Records from a dataset
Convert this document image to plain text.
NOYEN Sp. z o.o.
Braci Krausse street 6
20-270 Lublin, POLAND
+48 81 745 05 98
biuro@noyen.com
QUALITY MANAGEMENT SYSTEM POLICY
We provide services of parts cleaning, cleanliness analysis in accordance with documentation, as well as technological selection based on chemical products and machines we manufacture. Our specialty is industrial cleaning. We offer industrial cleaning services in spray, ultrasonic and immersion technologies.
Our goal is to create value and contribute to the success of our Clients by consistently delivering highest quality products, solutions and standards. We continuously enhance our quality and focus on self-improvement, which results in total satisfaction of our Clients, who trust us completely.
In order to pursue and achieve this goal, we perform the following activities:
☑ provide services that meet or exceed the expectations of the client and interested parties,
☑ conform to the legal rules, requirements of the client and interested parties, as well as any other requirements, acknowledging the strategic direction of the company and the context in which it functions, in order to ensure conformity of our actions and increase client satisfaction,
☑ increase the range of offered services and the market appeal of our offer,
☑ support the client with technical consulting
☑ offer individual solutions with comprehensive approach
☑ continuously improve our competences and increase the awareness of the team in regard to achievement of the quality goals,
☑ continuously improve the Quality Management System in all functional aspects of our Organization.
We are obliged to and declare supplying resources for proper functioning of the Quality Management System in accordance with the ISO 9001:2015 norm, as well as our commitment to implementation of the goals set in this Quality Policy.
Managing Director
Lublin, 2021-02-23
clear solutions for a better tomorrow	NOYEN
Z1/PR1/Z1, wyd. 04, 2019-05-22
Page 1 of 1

#### Stated problem:
What is the number of lines in the data that hold the string "goals"? Answer with the number only.

#### Exercise answer:
2